Work to be completed> Return all lines below containing the word "title".

Record list>

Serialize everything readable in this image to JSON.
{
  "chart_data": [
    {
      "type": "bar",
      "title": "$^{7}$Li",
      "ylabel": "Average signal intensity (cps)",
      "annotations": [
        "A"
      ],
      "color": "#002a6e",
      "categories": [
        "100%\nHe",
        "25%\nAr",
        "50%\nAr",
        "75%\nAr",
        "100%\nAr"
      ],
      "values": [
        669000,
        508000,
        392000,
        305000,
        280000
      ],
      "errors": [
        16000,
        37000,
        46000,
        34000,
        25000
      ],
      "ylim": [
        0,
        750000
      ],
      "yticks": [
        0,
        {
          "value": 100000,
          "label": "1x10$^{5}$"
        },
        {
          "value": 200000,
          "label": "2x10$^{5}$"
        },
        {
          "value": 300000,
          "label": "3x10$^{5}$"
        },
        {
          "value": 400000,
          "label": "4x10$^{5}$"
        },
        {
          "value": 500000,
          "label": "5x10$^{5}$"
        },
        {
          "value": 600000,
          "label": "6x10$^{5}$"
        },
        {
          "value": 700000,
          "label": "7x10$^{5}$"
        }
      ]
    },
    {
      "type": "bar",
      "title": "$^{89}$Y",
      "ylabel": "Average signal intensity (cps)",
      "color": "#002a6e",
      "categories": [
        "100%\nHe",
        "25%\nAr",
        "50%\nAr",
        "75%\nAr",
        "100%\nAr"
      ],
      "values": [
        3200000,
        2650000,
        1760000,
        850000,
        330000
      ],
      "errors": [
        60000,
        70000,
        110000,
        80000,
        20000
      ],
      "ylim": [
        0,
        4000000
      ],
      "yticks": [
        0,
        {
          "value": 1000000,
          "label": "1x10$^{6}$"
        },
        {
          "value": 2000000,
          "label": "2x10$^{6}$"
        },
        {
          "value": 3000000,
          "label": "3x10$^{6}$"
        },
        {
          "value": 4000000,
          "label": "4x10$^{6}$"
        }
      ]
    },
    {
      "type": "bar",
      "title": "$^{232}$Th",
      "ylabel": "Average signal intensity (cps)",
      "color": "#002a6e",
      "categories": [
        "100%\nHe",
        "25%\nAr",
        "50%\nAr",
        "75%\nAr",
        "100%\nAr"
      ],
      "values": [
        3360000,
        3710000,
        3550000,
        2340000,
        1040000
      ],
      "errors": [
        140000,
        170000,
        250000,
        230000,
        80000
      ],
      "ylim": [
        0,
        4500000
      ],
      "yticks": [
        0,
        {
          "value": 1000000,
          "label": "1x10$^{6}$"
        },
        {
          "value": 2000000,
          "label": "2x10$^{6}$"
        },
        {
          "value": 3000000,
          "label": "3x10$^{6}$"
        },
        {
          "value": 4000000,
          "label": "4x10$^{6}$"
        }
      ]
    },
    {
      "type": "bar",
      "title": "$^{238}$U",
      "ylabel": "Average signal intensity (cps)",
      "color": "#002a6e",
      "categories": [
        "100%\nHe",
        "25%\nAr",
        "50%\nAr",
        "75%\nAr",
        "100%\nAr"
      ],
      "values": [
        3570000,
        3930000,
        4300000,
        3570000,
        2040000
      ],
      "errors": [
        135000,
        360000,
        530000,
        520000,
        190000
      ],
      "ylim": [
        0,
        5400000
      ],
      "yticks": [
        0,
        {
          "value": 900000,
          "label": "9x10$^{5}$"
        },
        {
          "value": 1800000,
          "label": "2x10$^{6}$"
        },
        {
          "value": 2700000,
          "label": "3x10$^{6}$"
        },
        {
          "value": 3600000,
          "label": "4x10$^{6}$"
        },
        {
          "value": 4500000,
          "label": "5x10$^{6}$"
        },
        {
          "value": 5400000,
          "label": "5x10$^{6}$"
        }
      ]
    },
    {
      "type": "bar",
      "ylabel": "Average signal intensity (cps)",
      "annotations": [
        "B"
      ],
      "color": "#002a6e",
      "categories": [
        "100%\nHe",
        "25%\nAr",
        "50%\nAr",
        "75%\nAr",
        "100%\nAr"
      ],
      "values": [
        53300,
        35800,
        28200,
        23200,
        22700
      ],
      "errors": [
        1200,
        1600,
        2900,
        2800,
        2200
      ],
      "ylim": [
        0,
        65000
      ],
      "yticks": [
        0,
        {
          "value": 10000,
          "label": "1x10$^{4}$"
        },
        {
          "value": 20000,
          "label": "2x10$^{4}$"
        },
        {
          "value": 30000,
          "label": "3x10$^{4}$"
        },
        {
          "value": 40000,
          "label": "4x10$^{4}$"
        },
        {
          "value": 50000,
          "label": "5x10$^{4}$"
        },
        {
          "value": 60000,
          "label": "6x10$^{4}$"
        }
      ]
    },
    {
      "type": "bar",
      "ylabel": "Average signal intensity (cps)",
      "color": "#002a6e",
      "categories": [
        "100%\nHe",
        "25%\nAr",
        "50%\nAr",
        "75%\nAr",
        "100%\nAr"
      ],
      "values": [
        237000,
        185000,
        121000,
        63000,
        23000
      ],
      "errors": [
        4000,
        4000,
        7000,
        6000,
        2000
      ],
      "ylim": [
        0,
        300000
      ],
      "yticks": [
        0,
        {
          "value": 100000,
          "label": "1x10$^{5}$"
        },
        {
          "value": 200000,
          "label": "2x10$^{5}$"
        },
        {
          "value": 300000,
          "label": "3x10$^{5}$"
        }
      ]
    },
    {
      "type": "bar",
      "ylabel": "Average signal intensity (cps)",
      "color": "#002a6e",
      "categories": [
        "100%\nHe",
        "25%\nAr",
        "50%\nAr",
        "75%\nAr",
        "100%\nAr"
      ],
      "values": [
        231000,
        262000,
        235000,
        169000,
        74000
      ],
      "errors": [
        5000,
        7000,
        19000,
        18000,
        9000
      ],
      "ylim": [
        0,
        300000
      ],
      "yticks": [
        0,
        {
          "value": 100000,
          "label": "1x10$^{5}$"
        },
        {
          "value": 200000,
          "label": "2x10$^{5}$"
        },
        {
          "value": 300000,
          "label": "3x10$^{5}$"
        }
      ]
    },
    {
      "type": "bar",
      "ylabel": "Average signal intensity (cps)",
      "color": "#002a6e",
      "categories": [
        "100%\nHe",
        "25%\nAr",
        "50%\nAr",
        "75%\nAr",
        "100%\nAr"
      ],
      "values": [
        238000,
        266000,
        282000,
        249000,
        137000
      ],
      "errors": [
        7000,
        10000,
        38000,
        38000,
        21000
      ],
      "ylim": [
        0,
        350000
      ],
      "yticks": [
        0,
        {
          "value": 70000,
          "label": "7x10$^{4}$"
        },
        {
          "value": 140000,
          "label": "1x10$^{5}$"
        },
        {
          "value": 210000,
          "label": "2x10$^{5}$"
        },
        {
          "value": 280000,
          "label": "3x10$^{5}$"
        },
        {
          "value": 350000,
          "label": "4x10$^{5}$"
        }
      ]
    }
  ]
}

Task solution>
      "title": "$^{7}$Li",
      "title": "$^{89}$Y",
      "title": "$^{232}$Th",
      "title": "$^{238}$U",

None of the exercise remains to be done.